## Listed records
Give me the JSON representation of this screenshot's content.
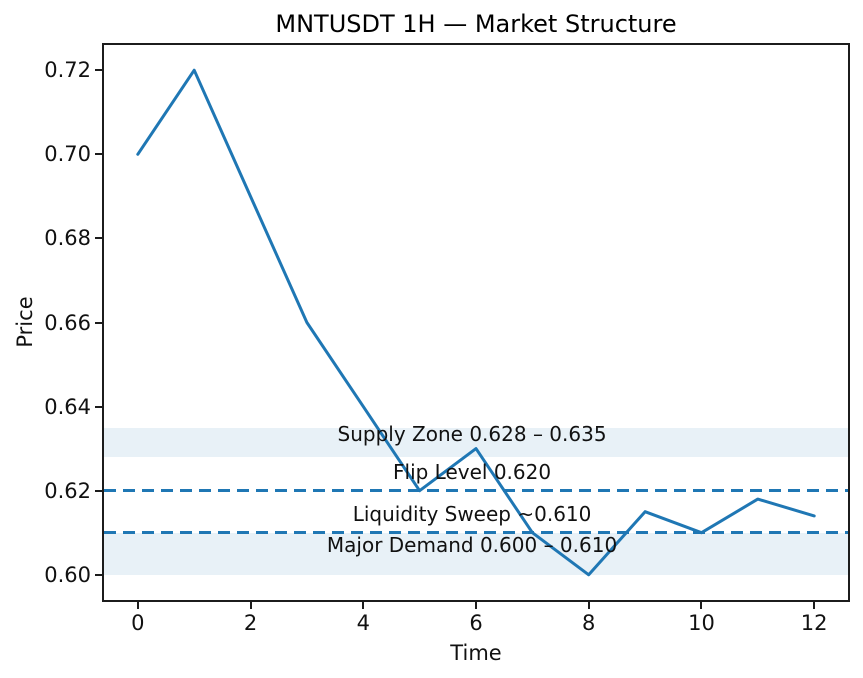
{
  "chart_data": {
    "type": "line",
    "title": "MNTUSDT 1H — Market Structure",
    "xlabel": "Time",
    "ylabel": "Price",
    "grid": false,
    "legend": null,
    "line_color": "#1f77b4",
    "x": [
      0,
      1,
      2,
      3,
      4,
      5,
      6,
      7,
      8,
      9,
      10,
      11,
      12
    ],
    "y": [
      0.7,
      0.72,
      0.69,
      0.66,
      0.64,
      0.62,
      0.63,
      0.61,
      0.6,
      0.615,
      0.61,
      0.618,
      0.614
    ],
    "xlim": [
      -0.6,
      12.6
    ],
    "ylim": [
      0.594,
      0.726
    ],
    "xticks": [
      0,
      2,
      4,
      6,
      8,
      10,
      12
    ],
    "xtick_labels": [
      "0",
      "2",
      "4",
      "6",
      "8",
      "10",
      "12"
    ],
    "yticks": [
      0.6,
      0.62,
      0.64,
      0.66,
      0.68,
      0.7,
      0.72
    ],
    "ytick_labels": [
      "0.60",
      "0.62",
      "0.64",
      "0.66",
      "0.68",
      "0.70",
      "0.72"
    ],
    "bands": [
      {
        "name": "supply-zone",
        "from": 0.628,
        "to": 0.635,
        "color": "#1f77b4",
        "alpha": 0.1
      },
      {
        "name": "major-demand-zone",
        "from": 0.6,
        "to": 0.61,
        "color": "#1f77b4",
        "alpha": 0.1
      }
    ],
    "hlines": [
      {
        "name": "flip-level-line",
        "y": 0.62,
        "style": "dashed",
        "color": "#1f77b4"
      },
      {
        "name": "liquidity-sweep-line",
        "y": 0.61,
        "style": "dashed",
        "color": "#1f77b4"
      }
    ],
    "annotations": [
      {
        "name": "supply-zone-label",
        "text": "Supply Zone 0.628 – 0.635",
        "x": 5.93,
        "y": 0.6335
      },
      {
        "name": "flip-level-label",
        "text": "Flip Level 0.620",
        "x": 5.93,
        "y": 0.6245
      },
      {
        "name": "liquidity-sweep-label",
        "text": "Liquidity Sweep ~0.610",
        "x": 5.93,
        "y": 0.6145
      },
      {
        "name": "major-demand-label",
        "text": "Major Demand 0.600 – 0.610",
        "x": 5.93,
        "y": 0.607
      }
    ]
  }
}
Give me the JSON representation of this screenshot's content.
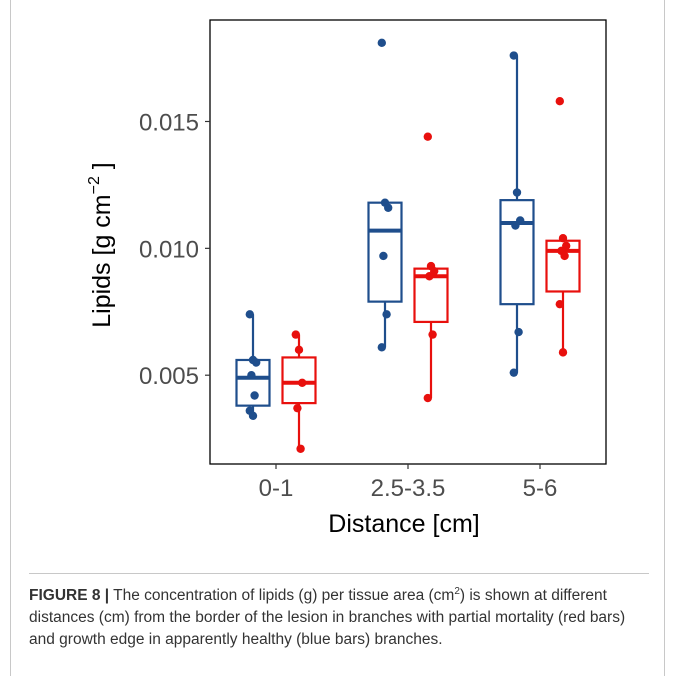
{
  "chart_data": {
    "type": "boxplot",
    "title": "",
    "xlabel": "Distance [cm]",
    "ylabel": "Lipids [g cm",
    "ylabel_exponent": "−2",
    "ylabel_close": " ]",
    "categories": [
      "0-1",
      "2.5-3.5",
      "5-6"
    ],
    "y_ticks": [
      "0.005",
      "0.010",
      "0.015"
    ],
    "y_tick_values": [
      0.005,
      0.01,
      0.015
    ],
    "ylim": [
      0.0015,
      0.019
    ],
    "grid": false,
    "series": [
      {
        "color": "#1f4e8c",
        "boxes": [
          {
            "q1": 0.0038,
            "median": 0.0049,
            "q3": 0.0056,
            "whisker_low": 0.0033,
            "whisker_high": 0.0074,
            "points": [
              0.0074,
              0.0056,
              0.0055,
              0.005,
              0.0042,
              0.0036,
              0.0034
            ]
          },
          {
            "q1": 0.0079,
            "median": 0.0107,
            "q3": 0.0118,
            "whisker_low": 0.0061,
            "whisker_high": 0.0118,
            "points": [
              0.0181,
              0.0118,
              0.0116,
              0.0097,
              0.0074,
              0.0061
            ]
          },
          {
            "q1": 0.0078,
            "median": 0.011,
            "q3": 0.0119,
            "whisker_low": 0.0051,
            "whisker_high": 0.0176,
            "points": [
              0.0176,
              0.0122,
              0.0111,
              0.0109,
              0.0067,
              0.0051
            ]
          }
        ]
      },
      {
        "color": "#e8100d",
        "boxes": [
          {
            "q1": 0.0039,
            "median": 0.0047,
            "q3": 0.0057,
            "whisker_low": 0.0021,
            "whisker_high": 0.0066,
            "points": [
              0.0066,
              0.006,
              0.0047,
              0.0037,
              0.0021
            ]
          },
          {
            "q1": 0.0071,
            "median": 0.0089,
            "q3": 0.0092,
            "whisker_low": 0.0041,
            "whisker_high": 0.0092,
            "points": [
              0.0144,
              0.0093,
              0.0091,
              0.0089,
              0.0066,
              0.0041
            ]
          },
          {
            "q1": 0.0083,
            "median": 0.0099,
            "q3": 0.0103,
            "whisker_low": 0.0059,
            "whisker_high": 0.0103,
            "points": [
              0.0158,
              0.0104,
              0.0101,
              0.0099,
              0.0097,
              0.0078,
              0.0059
            ]
          }
        ]
      }
    ]
  },
  "caption": {
    "label": "FIGURE 8 |",
    "text_1": " The concentration of lipids (g) per tissue area (cm",
    "superscript": "2",
    "text_2": ") is shown at different distances (cm) from the border of the lesion in branches with partial mortality (red bars) and growth edge in apparently healthy (blue bars) branches."
  }
}
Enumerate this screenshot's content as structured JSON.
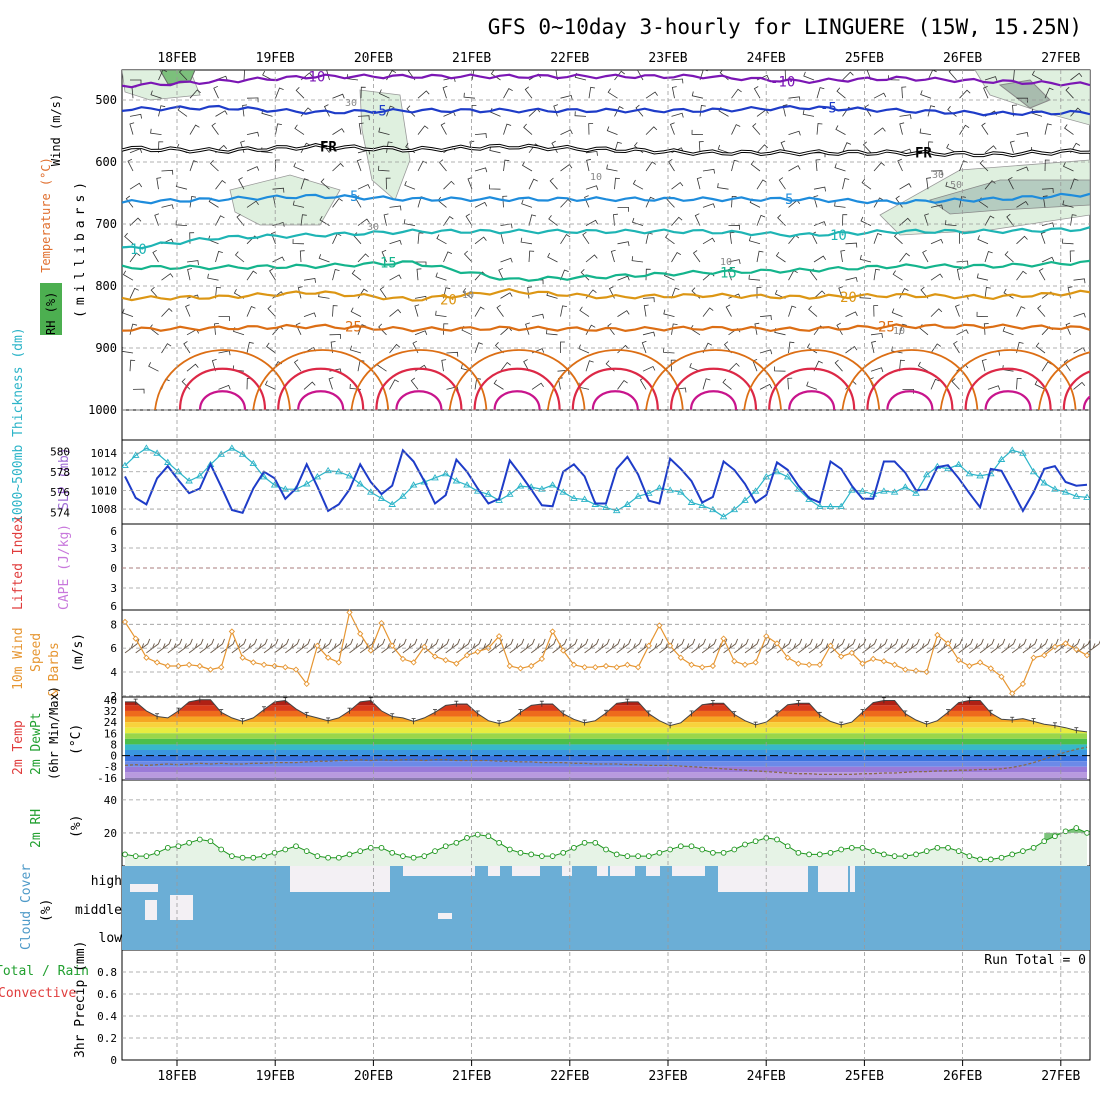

## Your task
All of the entries above should be copied exactly, except for the pictures.

## Exercise response
Give me the JSON representation of this screenshot's content.
{
  "chart_data": {
    "type": "line",
    "title": "MNTUSDT 1H — Market Structure",
    "xlabel": "Time",
    "ylabel": "Price",
    "grid": false,
    "legend": null,
    "line_color": "#1f77b4",
    "x": [
      0,
      1,
      2,
      3,
      4,
      5,
      6,
      7,
      8,
      9,
      10,
      11,
      12
    ],
    "y": [
      0.7,
      0.72,
      0.69,
      0.66,
      0.64,
      0.62,
      0.63,
      0.61,
      0.6,
      0.615,
      0.61,
      0.618,
      0.614
    ],
    "xlim": [
      -0.6,
      12.6
    ],
    "ylim": [
      0.594,
      0.726
    ],
    "xticks": [
      0,
      2,
      4,
      6,
      8,
      10,
      12
    ],
    "xtick_labels": [
      "0",
      "2",
      "4",
      "6",
      "8",
      "10",
      "12"
    ],
    "yticks": [
      0.6,
      0.62,
      0.64,
      0.66,
      0.68,
      0.7,
      0.72
    ],
    "ytick_labels": [
      "0.60",
      "0.62",
      "0.64",
      "0.66",
      "0.68",
      "0.70",
      "0.72"
    ],
    "bands": [
      {
        "name": "supply-zone",
        "from": 0.628,
        "to": 0.635,
        "color": "#1f77b4",
        "alpha": 0.1
      },
      {
        "name": "major-demand-zone",
        "from": 0.6,
        "to": 0.61,
        "color": "#1f77b4",
        "alpha": 0.1
      }
    ],
    "hlines": [
      {
        "name": "flip-level-line",
        "y": 0.62,
        "style": "dashed",
        "color": "#1f77b4"
      },
      {
        "name": "liquidity-sweep-line",
        "y": 0.61,
        "style": "dashed",
        "color": "#1f77b4"
      }
    ],
    "annotations": [
      {
        "name": "supply-zone-label",
        "text": "Supply Zone 0.628 – 0.635",
        "x": 5.93,
        "y": 0.6335
      },
      {
        "name": "flip-level-label",
        "text": "Flip Level 0.620",
        "x": 5.93,
        "y": 0.6245
      },
      {
        "name": "liquidity-sweep-label",
        "text": "Liquidity Sweep ~0.610",
        "x": 5.93,
        "y": 0.6145
      },
      {
        "name": "major-demand-label",
        "text": "Major Demand 0.600 – 0.610",
        "x": 5.93,
        "y": 0.607
      }
    ]
  }
}
Give me the JSON representation of this screenshot's content.
{
  "chart_data": {
    "type": "boxplot",
    "title": "",
    "xlabel": "Distance [cm]",
    "ylabel": "Lipids [g cm",
    "ylabel_exponent": "−2",
    "ylabel_close": " ]",
    "categories": [
      "0-1",
      "2.5-3.5",
      "5-6"
    ],
    "y_ticks": [
      "0.005",
      "0.010",
      "0.015"
    ],
    "y_tick_values": [
      0.005,
      0.01,
      0.015
    ],
    "ylim": [
      0.0015,
      0.019
    ],
    "grid": false,
    "series": [
      {
        "color": "#1f4e8c",
        "boxes": [
          {
            "q1": 0.0038,
            "median": 0.0049,
            "q3": 0.0056,
            "whisker_low": 0.0033,
            "whisker_high": 0.0074,
            "points": [
              0.0074,
              0.0056,
              0.0055,
              0.005,
              0.0042,
              0.0036,
              0.0034
            ]
          },
          {
            "q1": 0.0079,
            "median": 0.0107,
            "q3": 0.0118,
            "whisker_low": 0.0061,
            "whisker_high": 0.0118,
            "points": [
              0.0181,
              0.0118,
              0.0116,
              0.0097,
              0.0074,
              0.0061
            ]
          },
          {
            "q1": 0.0078,
            "median": 0.011,
            "q3": 0.0119,
            "whisker_low": 0.0051,
            "whisker_high": 0.0176,
            "points": [
              0.0176,
              0.0122,
              0.0111,
              0.0109,
              0.0067,
              0.0051
            ]
          }
        ]
      },
      {
        "color": "#e8100d",
        "boxes": [
          {
            "q1": 0.0039,
            "median": 0.0047,
            "q3": 0.0057,
            "whisker_low": 0.0021,
            "whisker_high": 0.0066,
            "points": [
              0.0066,
              0.006,
              0.0047,
              0.0037,
              0.0021
            ]
          },
          {
            "q1": 0.0071,
            "median": 0.0089,
            "q3": 0.0092,
            "whisker_low": 0.0041,
            "whisker_high": 0.0092,
            "points": [
              0.0144,
              0.0093,
              0.0091,
              0.0089,
              0.0066,
              0.0041
            ]
          },
          {
            "q1": 0.0083,
            "median": 0.0099,
            "q3": 0.0103,
            "whisker_low": 0.0059,
            "whisker_high": 0.0103,
            "points": [
              0.0158,
              0.0104,
              0.0101,
              0.0099,
              0.0097,
              0.0078,
              0.0059
            ]
          }
        ]
      }
    ]
  },
  "caption": {
    "label": "FIGURE 8 |",
    "text_1": " The concentration of lipids (g) per tissue area (cm",
    "superscript": "2",
    "text_2": ") is shown at different distances (cm) from the border of the lesion in branches with partial mortality (red bars) and growth edge in apparently healthy (blue bars) branches."
  }
}
Enumerate this screenshot's content as structured JSON.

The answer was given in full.